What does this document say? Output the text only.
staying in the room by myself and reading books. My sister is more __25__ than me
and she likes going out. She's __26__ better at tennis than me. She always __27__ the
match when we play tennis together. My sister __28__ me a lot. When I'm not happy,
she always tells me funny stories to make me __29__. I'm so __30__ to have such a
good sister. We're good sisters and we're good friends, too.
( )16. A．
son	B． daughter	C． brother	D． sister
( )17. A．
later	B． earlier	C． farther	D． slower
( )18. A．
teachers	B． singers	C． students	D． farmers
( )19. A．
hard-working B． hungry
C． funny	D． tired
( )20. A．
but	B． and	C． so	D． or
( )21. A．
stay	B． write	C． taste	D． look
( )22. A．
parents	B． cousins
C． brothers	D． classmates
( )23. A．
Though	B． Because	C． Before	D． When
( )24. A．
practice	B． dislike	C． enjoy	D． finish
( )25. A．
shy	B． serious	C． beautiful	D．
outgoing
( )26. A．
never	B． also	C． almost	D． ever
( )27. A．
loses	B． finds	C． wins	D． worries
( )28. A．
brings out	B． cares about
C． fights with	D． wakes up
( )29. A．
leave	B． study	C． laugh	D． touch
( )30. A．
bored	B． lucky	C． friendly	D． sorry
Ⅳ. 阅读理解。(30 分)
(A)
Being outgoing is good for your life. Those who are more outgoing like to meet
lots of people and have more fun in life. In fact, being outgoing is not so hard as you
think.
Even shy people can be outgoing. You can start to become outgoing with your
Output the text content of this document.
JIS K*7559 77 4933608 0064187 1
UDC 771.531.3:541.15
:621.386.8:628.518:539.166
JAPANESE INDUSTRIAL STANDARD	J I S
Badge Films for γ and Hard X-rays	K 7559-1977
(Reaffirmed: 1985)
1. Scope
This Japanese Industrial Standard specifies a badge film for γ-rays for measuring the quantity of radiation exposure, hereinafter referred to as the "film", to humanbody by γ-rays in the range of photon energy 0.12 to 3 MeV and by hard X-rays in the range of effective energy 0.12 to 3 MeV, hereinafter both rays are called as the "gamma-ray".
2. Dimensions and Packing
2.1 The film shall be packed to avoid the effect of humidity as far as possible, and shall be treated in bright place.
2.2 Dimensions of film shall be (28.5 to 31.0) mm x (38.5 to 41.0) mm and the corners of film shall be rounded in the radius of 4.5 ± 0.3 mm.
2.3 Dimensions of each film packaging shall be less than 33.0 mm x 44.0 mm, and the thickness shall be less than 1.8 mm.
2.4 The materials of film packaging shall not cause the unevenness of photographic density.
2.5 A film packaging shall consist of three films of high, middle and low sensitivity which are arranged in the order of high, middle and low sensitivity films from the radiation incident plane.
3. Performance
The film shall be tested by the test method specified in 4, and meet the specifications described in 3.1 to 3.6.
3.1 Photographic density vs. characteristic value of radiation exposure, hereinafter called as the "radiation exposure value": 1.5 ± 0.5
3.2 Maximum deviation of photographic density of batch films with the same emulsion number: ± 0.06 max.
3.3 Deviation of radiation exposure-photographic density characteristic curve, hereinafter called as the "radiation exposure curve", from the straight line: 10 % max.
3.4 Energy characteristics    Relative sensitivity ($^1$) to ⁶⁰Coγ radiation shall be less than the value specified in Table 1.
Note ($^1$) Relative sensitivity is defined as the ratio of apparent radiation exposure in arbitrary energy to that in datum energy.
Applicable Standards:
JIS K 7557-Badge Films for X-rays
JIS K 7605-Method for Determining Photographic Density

* * *

#### Goal:
Count the lines in the entries that hold the word "Dimensions", and give nothing but the total.

#### Solution to this task:
3